What is being asked => Return each line of the entries below verbatim, omitting the pictures.
----- Material for this task -----
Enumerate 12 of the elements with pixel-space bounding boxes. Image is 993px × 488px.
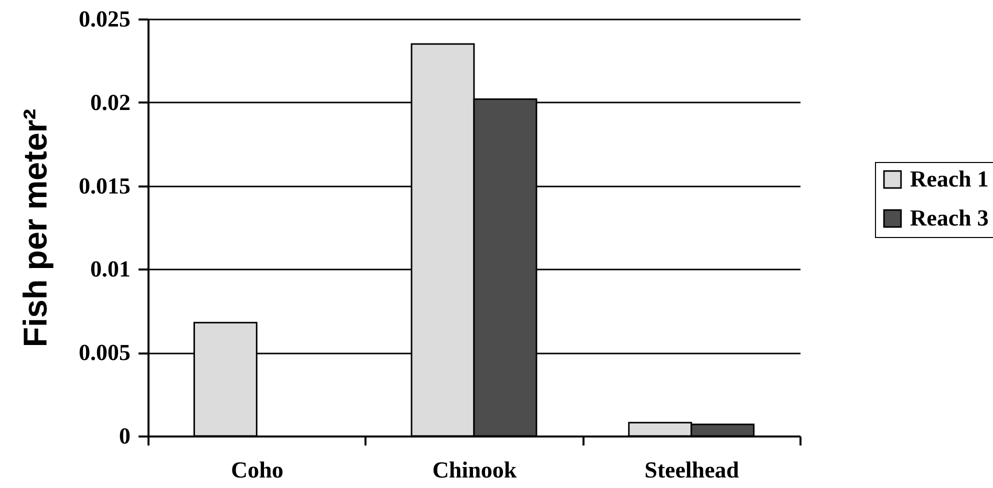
y-tick-label: 0.015 [78,173,130,198]
y-tick-label: 0.01 [90,256,130,282]
x-tick-label: Chinook [432,458,517,482]
x-tick-label: Coho [230,458,284,482]
x-tick-label: Steelhead [644,458,740,482]
y-axis-title: Fish per meter² [16,108,54,348]
legend-label: Reach 1 [910,166,989,192]
y-tick-label: 0.025 [78,6,130,32]
y-tick-label: 0.02 [90,90,130,115]
legend-label: Reach 3 [910,206,989,230]
y-tick-label: 0.005 [78,340,130,366]
y-tick-label: 0 [119,424,130,448]
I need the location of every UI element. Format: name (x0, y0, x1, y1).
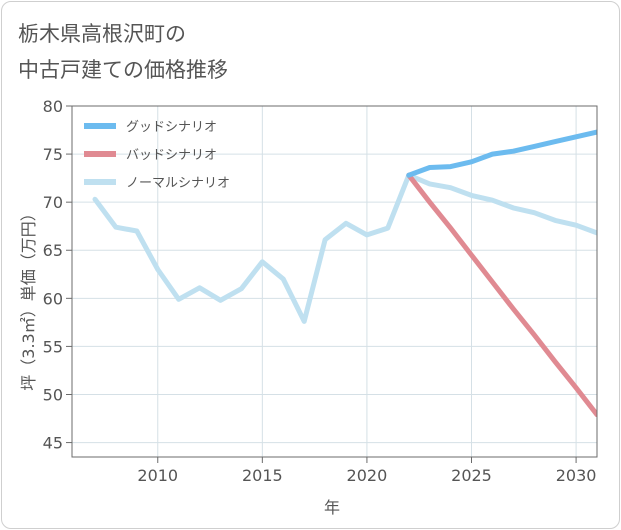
y-tick-label-50: 50 (43, 385, 63, 404)
y-tick-label-45: 45 (43, 434, 63, 453)
legend-label-bad: バッドシナリオ (126, 148, 217, 163)
y-tick-label-75: 75 (43, 145, 63, 164)
y-axis-label: 坪（3.3㎡）単価（万円） (19, 205, 38, 390)
chart-title-line-1: 栃木県高根沢町の (18, 22, 186, 46)
x-axis-ticks: 2010 2015 2020 2025 2030 (137, 457, 596, 485)
x-tick-label-2015: 2015 (242, 466, 283, 485)
legend-label-good: グッドシナリオ (126, 120, 217, 135)
y-axis-ticks: 45 50 55 60 65 70 75 80 (43, 97, 72, 453)
x-tick-label-2020: 2020 (347, 466, 388, 485)
chart-title: 栃木県高根沢町の 中古戸建ての価格推移 (18, 16, 228, 88)
series-line-bad (406, 172, 597, 418)
y-tick-label-70: 70 (43, 193, 63, 212)
chart-title-line-2: 中古戸建ての価格推移 (18, 58, 228, 82)
y-tick-label-65: 65 (43, 241, 63, 260)
series-line-normal (92, 172, 597, 324)
legend-label-normal: ノーマルシナリオ (126, 176, 230, 191)
y-tick-label-55: 55 (43, 337, 63, 356)
plot-frame (71, 105, 598, 458)
y-tick-label-80: 80 (43, 97, 63, 116)
x-tick-label-2025: 2025 (451, 466, 492, 485)
series-line-good (406, 129, 597, 178)
x-tick-label-2010: 2010 (137, 466, 178, 485)
y-tick-label-60: 60 (43, 289, 63, 308)
x-axis-label: 年 (324, 498, 340, 517)
x-tick-label-2030: 2030 (556, 466, 597, 485)
series-lines (92, 129, 597, 418)
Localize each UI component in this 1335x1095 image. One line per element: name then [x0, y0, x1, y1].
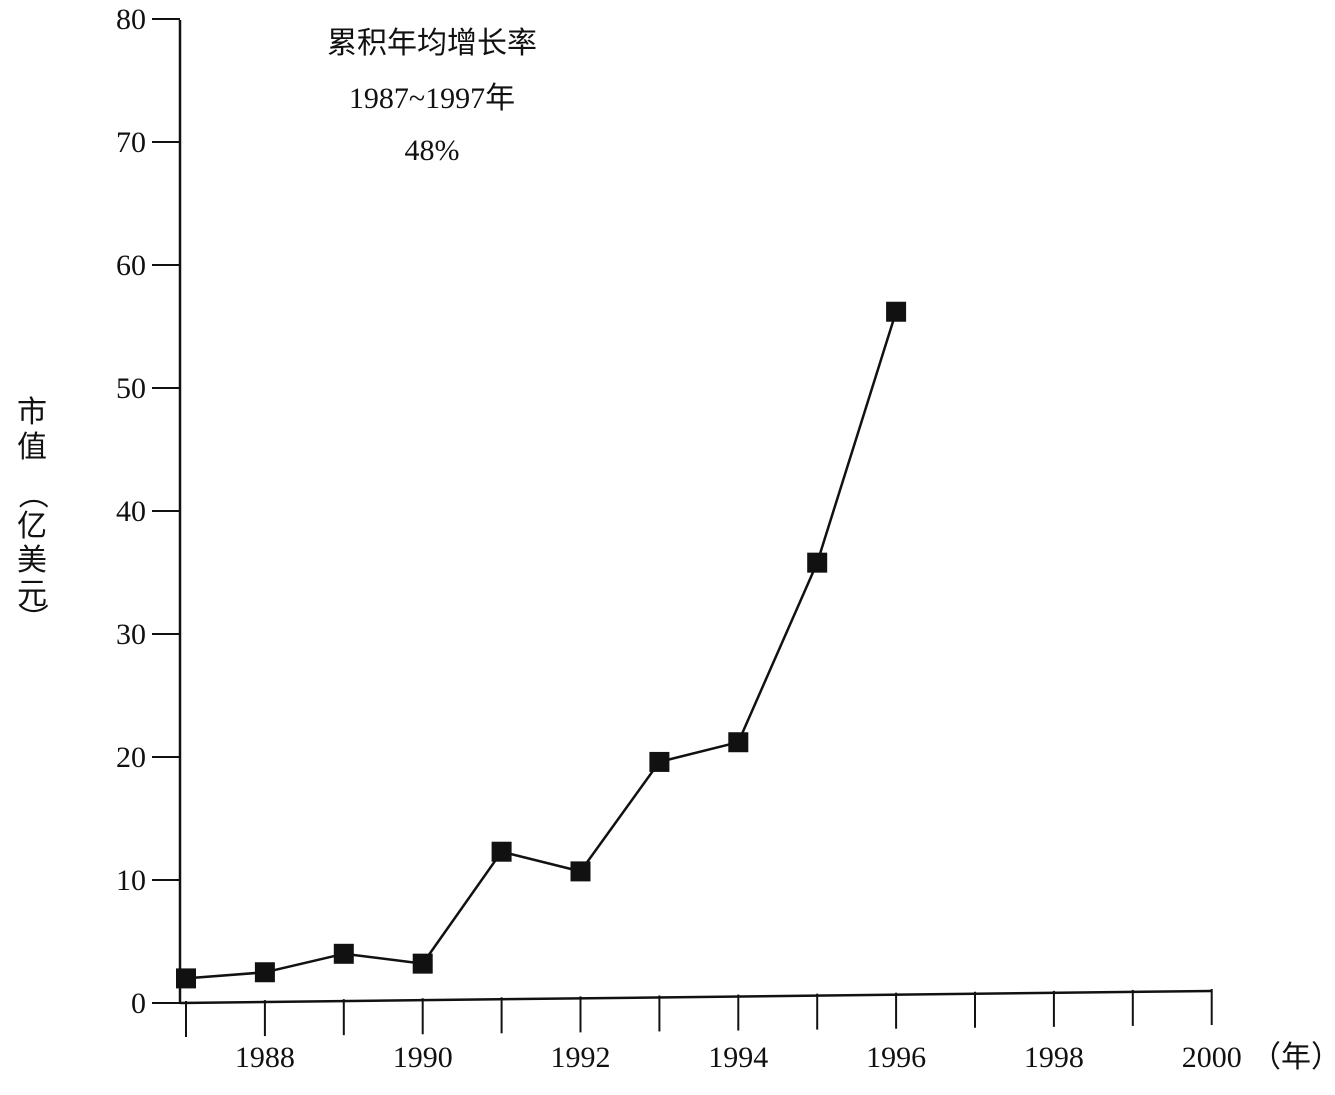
-----
Worked solution =>
Enumerate 12 of the elements with pixel-space bounding boxes. Image is 993px × 488px.
y-tick-label: 0.015 [78,173,130,198]
y-tick-label: 0.01 [90,256,130,282]
x-tick-label: Chinook [432,458,517,482]
x-tick-label: Coho [230,458,284,482]
x-tick-label: Steelhead [644,458,740,482]
y-axis-title: Fish per meter² [16,108,54,348]
legend-label: Reach 1 [910,166,989,192]
y-tick-label: 0.025 [78,6,130,32]
y-tick-label: 0.02 [90,90,130,115]
legend-label: Reach 3 [910,206,989,230]
y-tick-label: 0.005 [78,340,130,366]
y-tick-label: 0 [119,424,130,448]
I need the location of every UI element. Format: name (x0, y0, x1, y1).
y-tick-label-50: 50 (43, 385, 63, 404)
y-tick-label-45: 45 (43, 434, 63, 453)
legend-label-bad: バッドシナリオ (126, 148, 217, 163)
y-tick-label-75: 75 (43, 145, 63, 164)
y-axis-label: 坪（3.3㎡）単価（万円） (19, 205, 38, 390)
chart-title-line-1: 栃木県高根沢町の (18, 22, 186, 46)
x-axis-ticks: 2010 2015 2020 2025 2030 (137, 457, 596, 485)
x-tick-label-2015: 2015 (242, 466, 283, 485)
legend-label-good: グッドシナリオ (126, 120, 217, 135)
y-axis-ticks: 45 50 55 60 65 70 75 80 (43, 97, 72, 453)
x-tick-label-2020: 2020 (347, 466, 388, 485)
chart-title: 栃木県高根沢町の 中古戸建ての価格推移 (18, 16, 228, 88)
series-line-bad (406, 172, 597, 418)
y-tick-label-70: 70 (43, 193, 63, 212)
chart-title-line-2: 中古戸建ての価格推移 (18, 58, 228, 82)
y-tick-label-65: 65 (43, 241, 63, 260)
series-line-normal (92, 172, 597, 324)
legend-label-normal: ノーマルシナリオ (126, 176, 230, 191)
y-tick-label-55: 55 (43, 337, 63, 356)
plot-frame (71, 105, 598, 458)
y-tick-label-80: 80 (43, 97, 63, 116)
x-tick-label-2025: 2025 (451, 466, 492, 485)
series-line-good (406, 129, 597, 178)
x-tick-label-2010: 2010 (137, 466, 178, 485)
y-tick-label-60: 60 (43, 289, 63, 308)
x-axis-label: 年 (324, 498, 340, 517)
x-tick-label-2030: 2030 (556, 466, 597, 485)
series-lines (92, 129, 597, 418)
Localize each UI component in this 1335x1095 image. One line per element: name then [x0, y0, x1, y1].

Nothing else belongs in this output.